Emit the data below verbatim, stripping out any pictures.

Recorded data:
>>>>
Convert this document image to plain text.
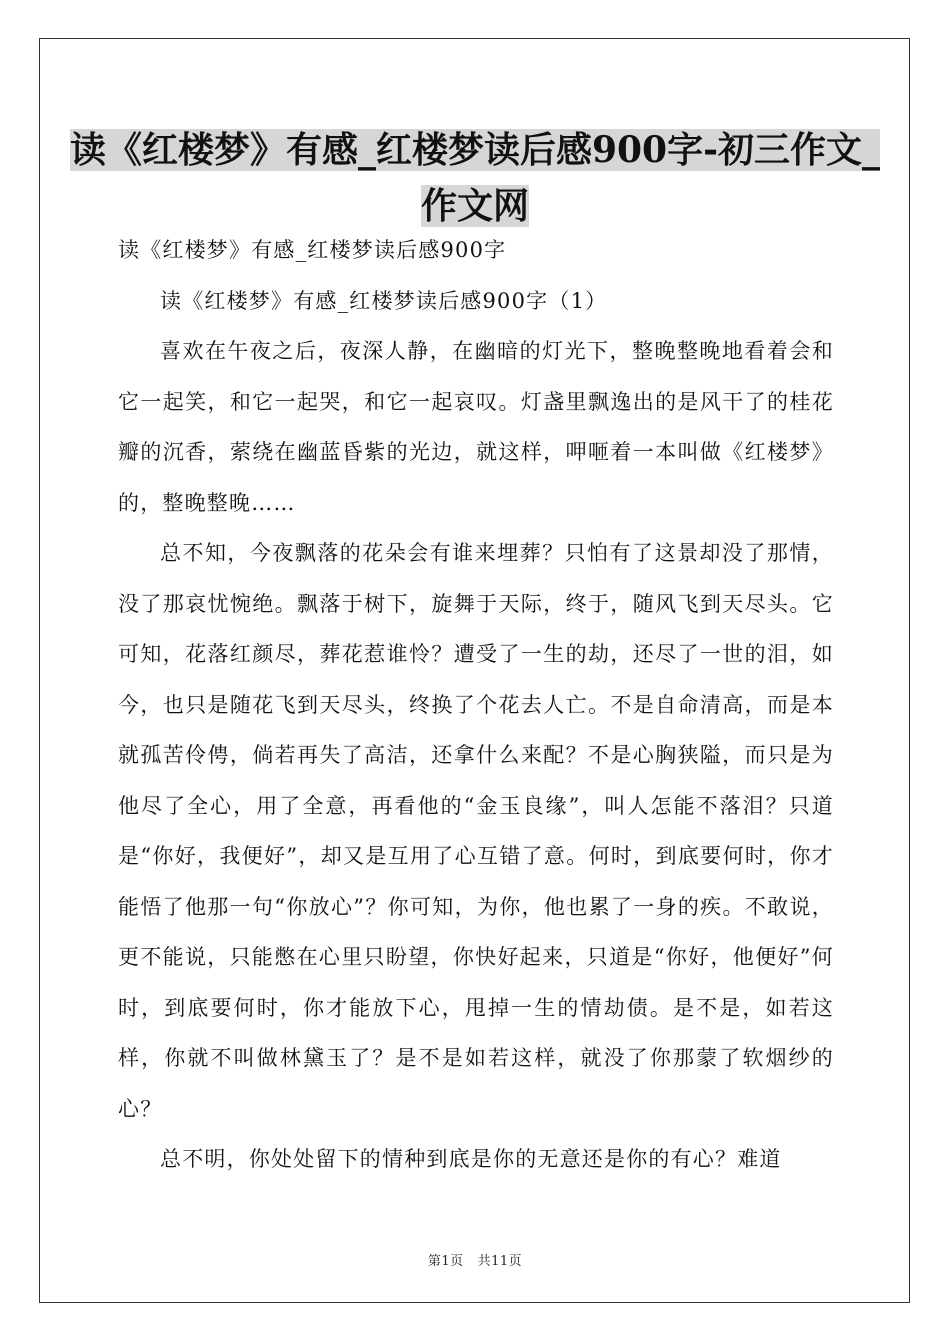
读《红楼梦》有感_红楼梦读后感900字-初三作文_作文网

读《红楼梦》有感_红楼梦读后感900字

读《红楼梦》有感_红楼梦读后感900字（1）

喜欢在午夜之后，夜深人静，在幽暗的灯光下，整晚整晚地看着会和它一起笑，和它一起哭，和它一起哀叹。灯盏里飘逸出的是风干了的桂花瓣的沉香，萦绕在幽蓝昏紫的光边，就这样，呷咂着一本叫做《红楼梦》的，整晚整晚……

总不知，今夜飘落的花朵会有谁来埋葬？只怕有了这景却没了那情，没了那哀忧惋绝。飘落于树下，旋舞于天际，终于，随风飞到天尽头。它可知，花落红颜尽，葬花惹谁怜？遭受了一生的劫，还尽了一世的泪，如今，也只是随花飞到天尽头，终换了个花去人亡。不是自命清高，而是本就孤苦伶俜，倘若再失了高洁，还拿什么来配？不是心胸狭隘，而只是为他尽了全心，用了全意，再看他的“金玉良缘”，叫人怎能不落泪？只道是“你好，我便好”，却又是互用了心互错了意。何时，到底要何时，你才能悟了他那一句“你放心”？你可知，为你，他也累了一身的疾。不敢说，更不能说，只能憋在心里只盼望，你快好起来，只道是“你好，他便好”何时，到底要何时，你才能放下心，甩掉一生的情劫债。是不是，如若这样，你就不叫做林黛玉了？是不是如若这样，就没了你那蒙了软烟纱的心？

总不明，你处处留下的情种到底是你的无意还是你的有心？难道

第1页 共11页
<<<<
### Response
Convert this document image to plain text.
读《红楼梦》有感_红楼梦读后感900字-初三作文_作文网

读《红楼梦》有感_红楼梦读后感900字

读《红楼梦》有感_红楼梦读后感900字（1）

喜欢在午夜之后，夜深人静，在幽暗的灯光下，整晚整晚地看着会和它一起笑，和它一起哭，和它一起哀叹。灯盏里飘逸出的是风干了的桂花瓣的沉香，萦绕在幽蓝昏紫的光边，就这样，呷咂着一本叫做《红楼梦》的，整晚整晚……

总不知，今夜飘落的花朵会有谁来埋葬？只怕有了这景却没了那情，没了那哀忧惋绝。飘落于树下，旋舞于天际，终于，随风飞到天尽头。它可知，花落红颜尽，葬花惹谁怜？遭受了一生的劫，还尽了一世的泪，如今，也只是随花飞到天尽头，终换了个花去人亡。不是自命清高，而是本就孤苦伶俜，倘若再失了高洁，还拿什么来配？不是心胸狭隘，而只是为他尽了全心，用了全意，再看他的“金玉良缘”，叫人怎能不落泪？只道是“你好，我便好”，却又是互用了心互错了意。何时，到底要何时，你才能悟了他那一句“你放心”？你可知，为你，他也累了一身的疾。不敢说，更不能说，只能憋在心里只盼望，你快好起来，只道是“你好，他便好”何时，到底要何时，你才能放下心，甩掉一生的情劫债。是不是，如若这样，你就不叫做林黛玉了？是不是如若这样，就没了你那蒙了软烟纱的心？

总不明，你处处留下的情种到底是你的无意还是你的有心？难道

第1页 共11页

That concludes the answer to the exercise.